- Written instruction -
Select from the data all lines with the word "this".

═══ Data ═══

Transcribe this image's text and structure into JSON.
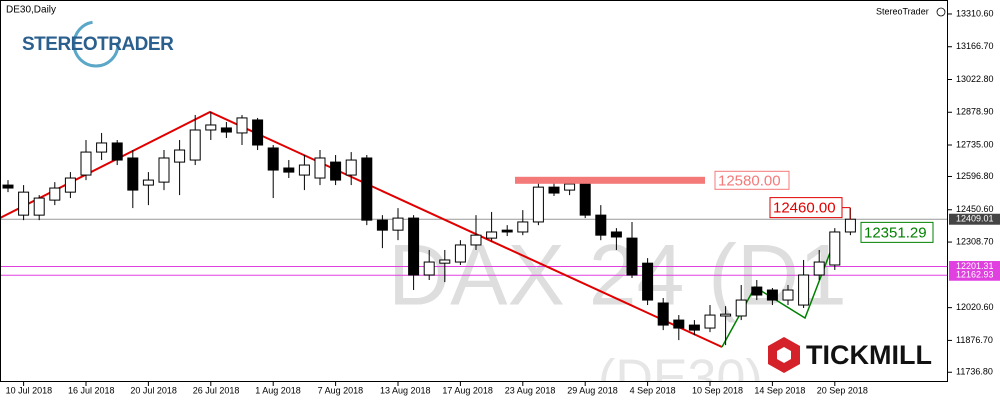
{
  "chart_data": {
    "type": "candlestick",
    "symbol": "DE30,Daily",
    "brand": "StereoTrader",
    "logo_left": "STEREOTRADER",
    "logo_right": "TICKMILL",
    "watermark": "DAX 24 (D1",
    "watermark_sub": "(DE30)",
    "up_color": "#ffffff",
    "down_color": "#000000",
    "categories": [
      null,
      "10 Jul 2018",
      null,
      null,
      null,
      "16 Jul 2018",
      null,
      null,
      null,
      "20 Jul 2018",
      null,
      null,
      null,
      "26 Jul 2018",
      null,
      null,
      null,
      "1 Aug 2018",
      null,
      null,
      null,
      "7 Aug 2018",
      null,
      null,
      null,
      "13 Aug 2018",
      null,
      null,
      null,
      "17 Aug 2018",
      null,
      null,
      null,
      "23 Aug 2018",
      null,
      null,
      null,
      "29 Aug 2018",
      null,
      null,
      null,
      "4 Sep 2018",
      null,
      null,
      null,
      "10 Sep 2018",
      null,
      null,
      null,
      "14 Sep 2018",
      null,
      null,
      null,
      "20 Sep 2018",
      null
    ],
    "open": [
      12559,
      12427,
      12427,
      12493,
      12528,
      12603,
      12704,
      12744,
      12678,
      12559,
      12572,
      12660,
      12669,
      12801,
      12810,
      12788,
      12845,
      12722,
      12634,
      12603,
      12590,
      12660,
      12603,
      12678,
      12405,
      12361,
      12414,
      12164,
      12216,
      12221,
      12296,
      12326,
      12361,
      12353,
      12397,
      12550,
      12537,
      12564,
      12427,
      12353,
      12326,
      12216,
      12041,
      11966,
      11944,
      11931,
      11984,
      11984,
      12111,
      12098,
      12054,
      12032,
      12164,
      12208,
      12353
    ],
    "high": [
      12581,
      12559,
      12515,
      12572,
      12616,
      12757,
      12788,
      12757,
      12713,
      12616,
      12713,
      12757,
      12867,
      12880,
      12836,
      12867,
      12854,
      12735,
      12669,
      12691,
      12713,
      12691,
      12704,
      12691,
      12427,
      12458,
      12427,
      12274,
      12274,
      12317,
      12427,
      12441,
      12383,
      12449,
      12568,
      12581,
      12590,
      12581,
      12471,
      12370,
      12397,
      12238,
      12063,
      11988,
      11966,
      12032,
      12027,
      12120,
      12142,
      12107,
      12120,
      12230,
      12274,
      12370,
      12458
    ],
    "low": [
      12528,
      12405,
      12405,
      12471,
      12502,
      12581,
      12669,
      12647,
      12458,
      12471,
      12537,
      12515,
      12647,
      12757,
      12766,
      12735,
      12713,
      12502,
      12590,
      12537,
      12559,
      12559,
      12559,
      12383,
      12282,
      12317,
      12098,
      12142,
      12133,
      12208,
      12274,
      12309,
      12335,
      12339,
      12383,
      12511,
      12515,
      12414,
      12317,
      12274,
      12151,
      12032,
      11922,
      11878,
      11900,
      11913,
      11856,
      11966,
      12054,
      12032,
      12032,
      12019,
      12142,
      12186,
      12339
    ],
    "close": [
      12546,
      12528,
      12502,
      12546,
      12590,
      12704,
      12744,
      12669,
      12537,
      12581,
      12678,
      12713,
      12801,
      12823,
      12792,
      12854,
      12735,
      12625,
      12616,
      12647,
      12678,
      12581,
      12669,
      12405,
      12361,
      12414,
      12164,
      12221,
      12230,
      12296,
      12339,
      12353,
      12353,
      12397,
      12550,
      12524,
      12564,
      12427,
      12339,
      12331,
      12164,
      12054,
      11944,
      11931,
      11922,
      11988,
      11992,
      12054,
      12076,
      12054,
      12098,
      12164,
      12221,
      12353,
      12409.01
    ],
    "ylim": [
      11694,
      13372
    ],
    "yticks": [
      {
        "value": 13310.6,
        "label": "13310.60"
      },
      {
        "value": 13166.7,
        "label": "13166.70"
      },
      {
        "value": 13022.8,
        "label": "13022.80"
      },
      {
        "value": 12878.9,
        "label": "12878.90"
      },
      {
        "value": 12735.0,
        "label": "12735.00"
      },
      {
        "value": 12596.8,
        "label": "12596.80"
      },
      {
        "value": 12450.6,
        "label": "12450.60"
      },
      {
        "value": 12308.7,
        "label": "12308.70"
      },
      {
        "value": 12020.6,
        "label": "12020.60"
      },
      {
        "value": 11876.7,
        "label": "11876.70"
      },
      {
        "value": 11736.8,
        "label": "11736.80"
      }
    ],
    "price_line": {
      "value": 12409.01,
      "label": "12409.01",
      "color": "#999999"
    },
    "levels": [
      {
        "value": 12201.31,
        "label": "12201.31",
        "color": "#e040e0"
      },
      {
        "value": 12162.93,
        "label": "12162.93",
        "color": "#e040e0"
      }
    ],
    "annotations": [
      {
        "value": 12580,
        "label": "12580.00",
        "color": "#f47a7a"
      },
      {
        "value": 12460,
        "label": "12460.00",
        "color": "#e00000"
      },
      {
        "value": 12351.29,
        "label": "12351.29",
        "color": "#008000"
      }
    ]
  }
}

═══
═══ Data ═══

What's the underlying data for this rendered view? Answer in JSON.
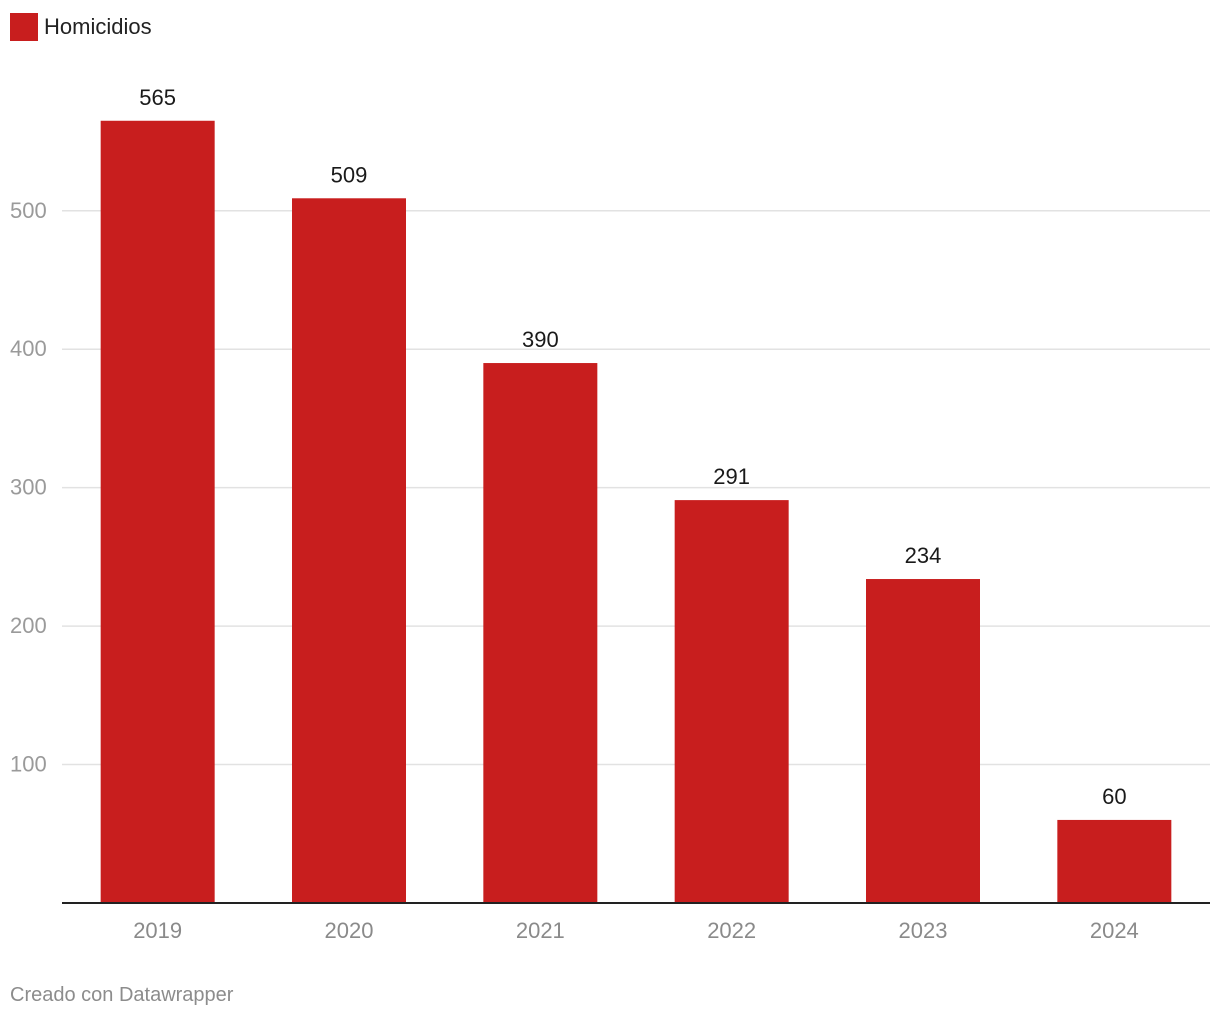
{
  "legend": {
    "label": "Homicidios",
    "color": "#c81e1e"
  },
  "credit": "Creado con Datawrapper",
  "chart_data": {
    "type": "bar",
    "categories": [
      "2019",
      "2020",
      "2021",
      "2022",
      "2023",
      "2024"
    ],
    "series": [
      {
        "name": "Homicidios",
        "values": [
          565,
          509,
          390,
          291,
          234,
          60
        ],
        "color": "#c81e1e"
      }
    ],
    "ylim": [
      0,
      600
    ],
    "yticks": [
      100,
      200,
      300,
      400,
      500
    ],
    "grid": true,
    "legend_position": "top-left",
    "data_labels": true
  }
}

═══

- Full response -
Transcribe this image's text and structure into JSON.
What's the underlying data for this rendered view? Answer in JSON.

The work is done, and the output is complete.